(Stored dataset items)
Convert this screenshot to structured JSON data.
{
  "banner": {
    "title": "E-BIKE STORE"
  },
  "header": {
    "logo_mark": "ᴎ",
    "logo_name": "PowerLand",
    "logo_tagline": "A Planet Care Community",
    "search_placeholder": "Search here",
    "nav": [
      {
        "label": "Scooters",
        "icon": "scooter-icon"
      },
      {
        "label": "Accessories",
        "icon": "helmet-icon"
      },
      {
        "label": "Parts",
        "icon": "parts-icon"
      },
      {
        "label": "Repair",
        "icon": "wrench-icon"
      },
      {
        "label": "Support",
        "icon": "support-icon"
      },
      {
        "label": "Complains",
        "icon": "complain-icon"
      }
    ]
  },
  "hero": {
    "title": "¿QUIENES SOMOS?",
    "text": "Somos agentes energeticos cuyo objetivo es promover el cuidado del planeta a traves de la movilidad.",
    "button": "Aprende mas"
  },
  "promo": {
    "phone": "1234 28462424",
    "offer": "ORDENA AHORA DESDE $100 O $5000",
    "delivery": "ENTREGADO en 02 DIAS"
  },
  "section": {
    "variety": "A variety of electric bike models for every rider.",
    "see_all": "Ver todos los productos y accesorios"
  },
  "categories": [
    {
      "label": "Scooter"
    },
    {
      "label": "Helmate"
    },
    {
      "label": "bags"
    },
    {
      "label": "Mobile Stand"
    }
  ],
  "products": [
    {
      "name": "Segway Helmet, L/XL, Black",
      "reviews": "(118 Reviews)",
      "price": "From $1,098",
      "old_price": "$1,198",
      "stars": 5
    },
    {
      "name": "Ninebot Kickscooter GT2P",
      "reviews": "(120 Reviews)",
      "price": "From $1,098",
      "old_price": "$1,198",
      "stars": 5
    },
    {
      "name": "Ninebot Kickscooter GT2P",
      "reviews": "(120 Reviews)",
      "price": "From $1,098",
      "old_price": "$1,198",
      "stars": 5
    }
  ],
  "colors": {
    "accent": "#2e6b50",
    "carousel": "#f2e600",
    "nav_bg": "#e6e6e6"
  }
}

(Written problem) Print out the whole listing exactly as it appears.

(Response to this exercise)
Convert this screenshot to structured JSON data.
{
  "banner": {
    "title": "E-BIKE STORE"
  },
  "header": {
    "logo_mark": "ᴎ",
    "logo_name": "PowerLand",
    "logo_tagline": "A Planet Care Community",
    "search_placeholder": "Search here",
    "nav": [
      {
        "label": "Scooters",
        "icon": "scooter-icon"
      },
      {
        "label": "Accessories",
        "icon": "helmet-icon"
      },
      {
        "label": "Parts",
        "icon": "parts-icon"
      },
      {
        "label": "Repair",
        "icon": "wrench-icon"
      },
      {
        "label": "Support",
        "icon": "support-icon"
      },
      {
        "label": "Complains",
        "icon": "complain-icon"
      }
    ]
  },
  "hero": {
    "title": "¿QUIENES SOMOS?",
    "text": "Somos agentes energeticos cuyo objetivo es promover el cuidado del planeta a traves de la movilidad.",
    "button": "Aprende mas"
  },
  "promo": {
    "phone": "1234 28462424",
    "offer": "ORDENA AHORA DESDE $100 O $5000",
    "delivery": "ENTREGADO en 02 DIAS"
  },
  "section": {
    "variety": "A variety of electric bike models for every rider.",
    "see_all": "Ver todos los productos y accesorios"
  },
  "categories": [
    {
      "label": "Scooter"
    },
    {
      "label": "Helmate"
    },
    {
      "label": "bags"
    },
    {
      "label": "Mobile Stand"
    }
  ],
  "products": [
    {
      "name": "Segway Helmet, L/XL, Black",
      "reviews": "(118 Reviews)",
      "price": "From $1,098",
      "old_price": "$1,198",
      "stars": 5
    },
    {
      "name": "Ninebot Kickscooter GT2P",
      "reviews": "(120 Reviews)",
      "price": "From $1,098",
      "old_price": "$1,198",
      "stars": 5
    },
    {
      "name": "Ninebot Kickscooter GT2P",
      "reviews": "(120 Reviews)",
      "price": "From $1,098",
      "old_price": "$1,198",
      "stars": 5
    }
  ],
  "colors": {
    "accent": "#2e6b50",
    "carousel": "#f2e600",
    "nav_bg": "#e6e6e6"
  }
}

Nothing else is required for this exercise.